* start Text provided *

The following shows a basic example of what an EJB looks like in code:

@Stateless 
public class CustomerService { 

    private EntityManager entityManager; 
   
    public void addCustomer(Customer customer) { 
        entityManager.persist(customer); 
    } 
}

The above defines a service class for persisting a Customer object (via O/R mapping). The EJB takes care of managing the persistence context and the addCustomer() method is transactional and thread-safe by default. As demonstrated, the EJB focuses only on business logic and persistence and knows nothing about any particular presentation.

Such an EJB can be used by a class in e.g. the web layer as follows:

@Named	
@RequestScoped
public class CustomerBacking {
    @EJB 
    private CustomerService customerService;

    public String addCustomer(Customer customer) {
        customerService.addCustomer(customer);
        context.addMessage(...); // abbreviated for brevity
        return "customer_overview";
    }
}

The above defines a JavaServer Faces (JSF) backing bean in which the EJB is injected by means of the @EJB annotation. Its addCustomer method is typically bound to some UI component, such as a button. Contrary to the EJB, the backing bean does not contain any business logic or persistence code, but delegates such concerns to the EJB. The backing bean does know about a particular presentation, of which the EJB had no knowledge.

An EJB container holds two major types of beans:

• Session Beans^[4] that can be either "Stateful", "Stateless" or "Singleton" and can be accessed via either a Local (same JVM) or Remote (different JVM) interface or directly without an interface,^[5] in which case local semantics apply. All session beans support asynchronous execution^[6] for all views (local/remote/no-interface).

* end Text provided *
* start Source material *

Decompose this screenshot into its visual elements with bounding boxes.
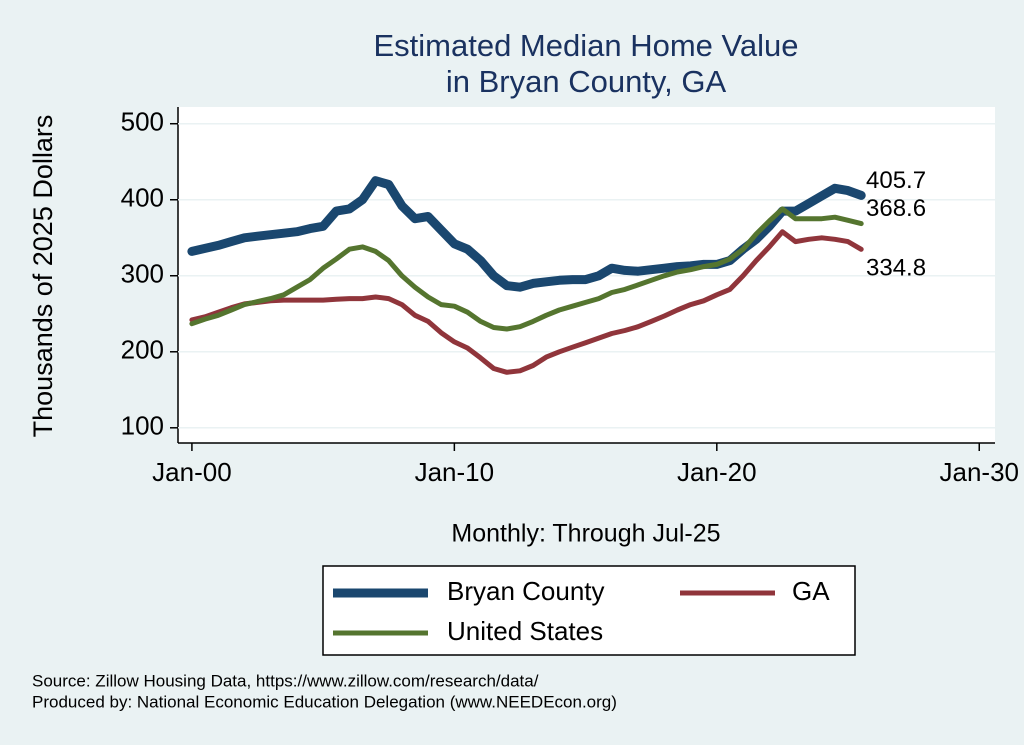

* end Source material *

* _What this exercise asks_:
(1) According to the EJB text, how is the EJB injected into the JSF backing bean?
(2) Reproduce the portion of the EJB text starting with "The above defines a service" and going on through "any particular presentation.".

* _Task-by-task outputs_:
(1) It is injected by means of the @EJB annotation.

(2)
The above defines a service class for persisting a Customer object (via O/R mapping). The EJB takes care of managing the persistence context and the addCustomer() method is transactional and thread-safe by default. As demonstrated, the EJB focuses only on business logic and persistence and knows nothing about any particular presentation.